RECORDS TO PROCESS:
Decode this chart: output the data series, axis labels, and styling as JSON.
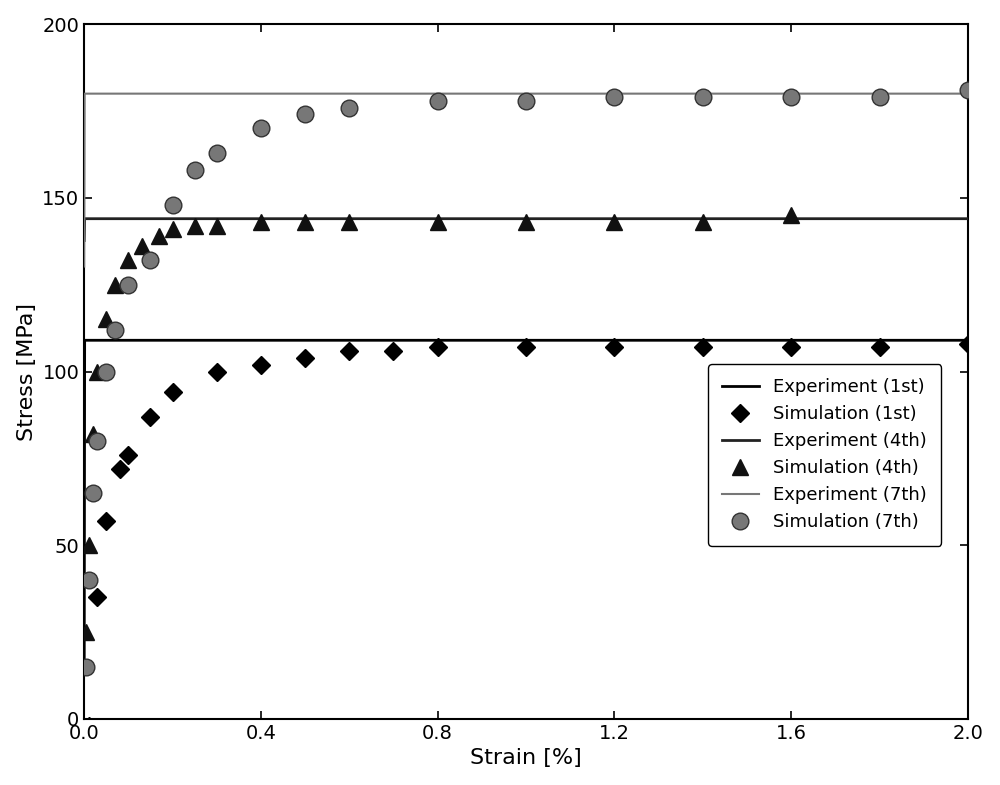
{
  "title": "",
  "xlabel": "Strain [%]",
  "ylabel": "Stress [MPa]",
  "xlim": [
    0,
    2.0
  ],
  "ylim": [
    0,
    200
  ],
  "xticks": [
    0.0,
    0.4,
    0.8,
    1.2,
    1.6,
    2.0
  ],
  "yticks": [
    0,
    50,
    100,
    150,
    200
  ],
  "background_color": "#ffffff",
  "curve_1st": {
    "sat": 109,
    "k": 80,
    "n": 0.28,
    "color": "#000000",
    "lw": 2.0
  },
  "curve_4th": {
    "sat": 144,
    "k": 120,
    "n": 0.18,
    "color": "#222222",
    "lw": 2.0
  },
  "curve_7th": {
    "sat": 180,
    "k": 145,
    "n": 0.22,
    "color": "#777777",
    "lw": 1.5
  },
  "sim_1st_x": [
    0.01,
    0.03,
    0.05,
    0.08,
    0.1,
    0.15,
    0.2,
    0.3,
    0.4,
    0.5,
    0.6,
    0.7,
    0.8,
    1.0,
    1.2,
    1.4,
    1.6,
    1.8,
    2.0
  ],
  "sim_1st_y": [
    -2,
    35,
    57,
    72,
    76,
    87,
    94,
    100,
    102,
    104,
    106,
    106,
    107,
    107,
    107,
    107,
    107,
    107,
    108
  ],
  "sim_4th_x": [
    0.005,
    0.01,
    0.02,
    0.03,
    0.05,
    0.07,
    0.1,
    0.13,
    0.17,
    0.2,
    0.25,
    0.3,
    0.4,
    0.5,
    0.6,
    0.8,
    1.0,
    1.2,
    1.4,
    1.6
  ],
  "sim_4th_y": [
    25,
    50,
    82,
    100,
    115,
    125,
    132,
    136,
    139,
    141,
    142,
    142,
    143,
    143,
    143,
    143,
    143,
    143,
    143,
    145
  ],
  "sim_7th_x": [
    0.005,
    0.01,
    0.02,
    0.03,
    0.05,
    0.07,
    0.1,
    0.15,
    0.2,
    0.25,
    0.3,
    0.4,
    0.5,
    0.6,
    0.8,
    1.0,
    1.2,
    1.4,
    1.6,
    1.8,
    2.0
  ],
  "sim_7th_y": [
    15,
    40,
    65,
    80,
    100,
    112,
    125,
    132,
    148,
    158,
    163,
    170,
    174,
    176,
    178,
    178,
    179,
    179,
    179,
    179,
    181
  ],
  "marker_color_1st": "#000000",
  "marker_color_4th": "#111111",
  "marker_color_7th": "#555555",
  "legend_fontsize": 13,
  "axis_fontsize": 16,
  "tick_fontsize": 14
}
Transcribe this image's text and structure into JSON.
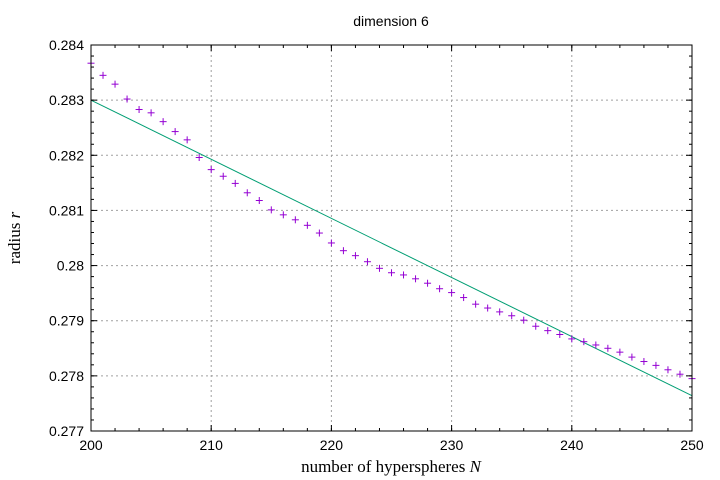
{
  "chart_data": {
    "type": "scatter",
    "title": "dimension 6",
    "xlabel": "number of hyperspheres",
    "xlabel_var": "N",
    "ylabel": "radius",
    "ylabel_var": "r",
    "xlim": [
      200,
      250
    ],
    "ylim": [
      0.277,
      0.284
    ],
    "xticks": [
      "200",
      "210",
      "220",
      "230",
      "240",
      "250"
    ],
    "yticks": [
      "0.277",
      "0.278",
      "0.279",
      "0.28",
      "0.281",
      "0.282",
      "0.283",
      "0.284"
    ],
    "grid": true,
    "series": [
      {
        "kind": "points",
        "marker": "+",
        "color": "#9400d3",
        "x": [
          200,
          201,
          202,
          203,
          204,
          205,
          206,
          207,
          208,
          209,
          210,
          211,
          212,
          213,
          214,
          215,
          216,
          217,
          218,
          219,
          220,
          221,
          222,
          223,
          224,
          225,
          226,
          227,
          228,
          229,
          230,
          231,
          232,
          233,
          234,
          235,
          236,
          237,
          238,
          239,
          240,
          241,
          242,
          243,
          244,
          245,
          246,
          247,
          248,
          249,
          250
        ],
        "y": [
          0.28367,
          0.28345,
          0.28329,
          0.28302,
          0.28283,
          0.28277,
          0.28261,
          0.28243,
          0.28228,
          0.28196,
          0.28174,
          0.28162,
          0.28149,
          0.28132,
          0.28118,
          0.28101,
          0.28092,
          0.28083,
          0.28073,
          0.28059,
          0.28041,
          0.28027,
          0.28018,
          0.28007,
          0.27995,
          0.27987,
          0.27983,
          0.27976,
          0.27968,
          0.27958,
          0.27951,
          0.27942,
          0.2793,
          0.27923,
          0.27916,
          0.27909,
          0.27901,
          0.2789,
          0.27882,
          0.27875,
          0.27867,
          0.27862,
          0.27856,
          0.2785,
          0.27843,
          0.27834,
          0.27826,
          0.27819,
          0.27811,
          0.27803,
          0.27795
        ]
      },
      {
        "kind": "line",
        "color": "#009e73",
        "x": [
          200,
          250
        ],
        "y": [
          0.283,
          0.27764
        ]
      }
    ]
  }
}
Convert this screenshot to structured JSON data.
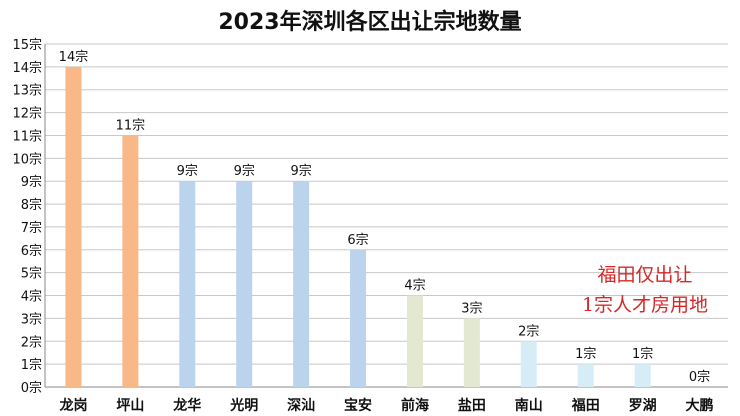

TO DO: Gather each line from the listing above that holds "this".

RESPONSE TO THE EXERCISE:
Decode this chart: output the data series, axis labels, and styling as JSON.
Transcribe this image's text and structure into JSON.
Convert this screenshot to structured JSON data.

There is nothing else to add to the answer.